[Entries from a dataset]
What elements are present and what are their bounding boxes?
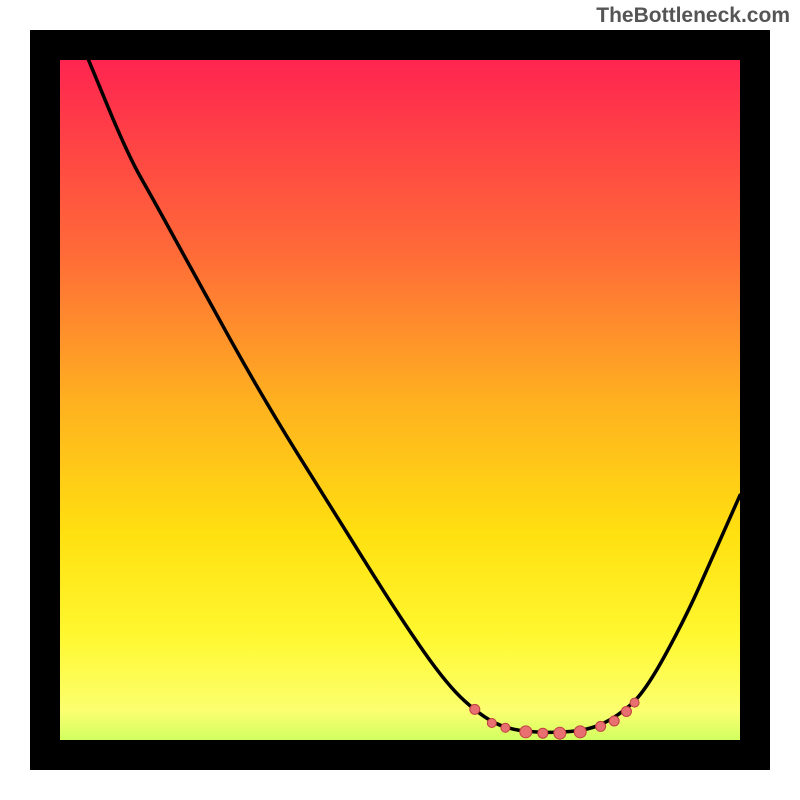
bottleneck-chart — [30, 30, 770, 770]
chart-container: TheBottleneck.com — [0, 0, 800, 800]
watermark-text: TheBottleneck.com — [596, 4, 790, 28]
chart-area — [30, 30, 770, 770]
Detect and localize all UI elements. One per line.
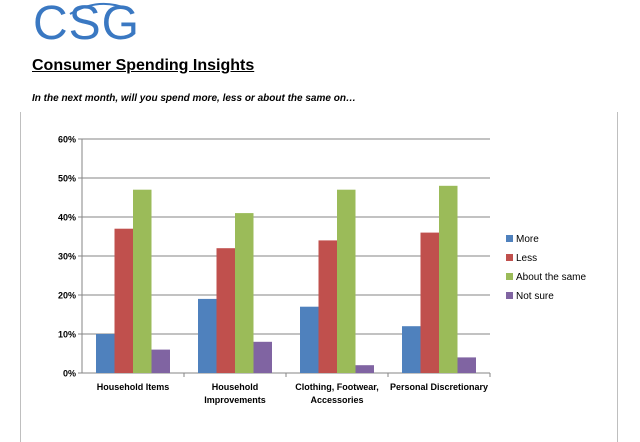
bar-more — [300, 306, 319, 373]
y-tick-label: 10% — [58, 330, 76, 340]
x-category-label: Clothing, Footwear, — [295, 382, 379, 392]
legend-swatch — [506, 292, 513, 299]
y-tick-label: 60% — [58, 135, 76, 145]
bar-not-sure — [151, 349, 170, 373]
bar-less — [420, 232, 439, 373]
legend-swatch — [506, 235, 513, 242]
survey-question: In the next month, will you spend more, … — [32, 93, 356, 104]
y-tick-label: 30% — [58, 252, 76, 262]
bar-about-the-same — [235, 213, 254, 373]
bar-less — [114, 228, 133, 373]
bar-about-the-same — [133, 189, 152, 373]
bar-more — [198, 298, 217, 373]
legend-label: More — [516, 234, 539, 245]
x-category-label: Accessories — [310, 395, 363, 405]
bar-less — [216, 248, 235, 373]
bar-more — [402, 326, 421, 373]
x-category-label: Household Items — [97, 382, 170, 392]
bar-less — [318, 240, 337, 373]
legend-swatch — [506, 273, 513, 280]
chart-frame — [20, 112, 618, 442]
legend-label: Less — [516, 253, 537, 264]
legend-swatch — [506, 254, 513, 261]
logo-arc-icon — [69, 2, 131, 15]
legend-label: Not sure — [516, 291, 554, 302]
bar-not-sure — [457, 357, 476, 373]
bar-chart: 0% 10% 20% 30% 40% 50% 60% Household Items House… — [58, 135, 586, 406]
x-category-label: Improvements — [204, 395, 266, 405]
x-category-label: Personal Discretionary — [390, 382, 488, 392]
x-category-label: Household — [212, 382, 259, 392]
y-tick-label: 50% — [58, 174, 76, 184]
bar-about-the-same — [337, 189, 356, 373]
bar-about-the-same — [439, 185, 458, 373]
legend-label: About the same — [516, 272, 586, 283]
bar-not-sure — [355, 365, 374, 373]
logo-text: CSG — [33, 0, 141, 50]
bar-more — [96, 334, 115, 373]
y-tick-label: 20% — [58, 291, 76, 301]
csg-logo: CSG — [30, 0, 140, 52]
bar-not-sure — [253, 341, 272, 373]
y-tick-label: 40% — [58, 213, 76, 223]
report-title: Consumer Spending Insights — [32, 57, 255, 74]
y-tick-label: 0% — [63, 369, 76, 379]
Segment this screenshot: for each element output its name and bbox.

EXERCISE BRIEF
Reproduce the entire listing above, substituting "bar-decrease" for each occurrence of "bar-less" and leaving everything else unchanged. Omit the pictures.

EXERCISE SOLUTION
What elements are present and what are their bounding boxes?
bottleneck-chart — [30, 30, 770, 770]
chart-container: TheBottleneck.com — [0, 0, 800, 800]
watermark-text: TheBottleneck.com — [596, 4, 790, 28]
chart-area — [30, 30, 770, 770]
Detect and localize all UI elements. One per line.
bar-more — [300, 306, 319, 373]
y-tick-label: 10% — [58, 330, 76, 340]
x-category-label: Clothing, Footwear, — [295, 382, 379, 392]
legend-swatch — [506, 292, 513, 299]
y-tick-label: 60% — [58, 135, 76, 145]
bar-not-sure — [151, 349, 170, 373]
bar-decrease — [420, 232, 439, 373]
legend-swatch — [506, 235, 513, 242]
survey-question: In the next month, will you spend more, … — [32, 93, 356, 104]
y-tick-label: 30% — [58, 252, 76, 262]
bar-about-the-same — [235, 213, 254, 373]
bar-decrease — [114, 228, 133, 373]
bar-about-the-same — [133, 189, 152, 373]
bar-more — [198, 298, 217, 373]
legend-label: More — [516, 234, 539, 245]
x-category-label: Accessories — [310, 395, 363, 405]
bar-decrease — [216, 248, 235, 373]
bar-more — [402, 326, 421, 373]
x-category-label: Household Items — [97, 382, 170, 392]
bar-decrease — [318, 240, 337, 373]
legend-swatch — [506, 273, 513, 280]
chart-frame — [20, 112, 618, 442]
legend-label: Less — [516, 253, 537, 264]
legend-swatch — [506, 254, 513, 261]
logo-arc-icon — [69, 2, 131, 15]
legend-label: Not sure — [516, 291, 554, 302]
bar-not-sure — [457, 357, 476, 373]
bar-chart: 0% 10% 20% 30% 40% 50% 60% Household Items House… — [58, 135, 586, 406]
x-category-label: Improvements — [204, 395, 266, 405]
x-category-label: Personal Discretionary — [390, 382, 488, 392]
x-category-label: Household — [212, 382, 259, 392]
y-tick-label: 50% — [58, 174, 76, 184]
bar-about-the-same — [337, 189, 356, 373]
bar-about-the-same — [439, 185, 458, 373]
legend-label: About the same — [516, 272, 586, 283]
bar-not-sure — [355, 365, 374, 373]
logo-text: CSG — [33, 0, 141, 50]
bar-more — [96, 334, 115, 373]
y-tick-label: 20% — [58, 291, 76, 301]
csg-logo: CSG — [30, 0, 140, 52]
bar-not-sure — [253, 341, 272, 373]
y-tick-label: 40% — [58, 213, 76, 223]
report-title: Consumer Spending Insights — [32, 57, 255, 74]
y-tick-label: 0% — [63, 369, 76, 379]
Segment this screenshot: for each element output its name and bbox.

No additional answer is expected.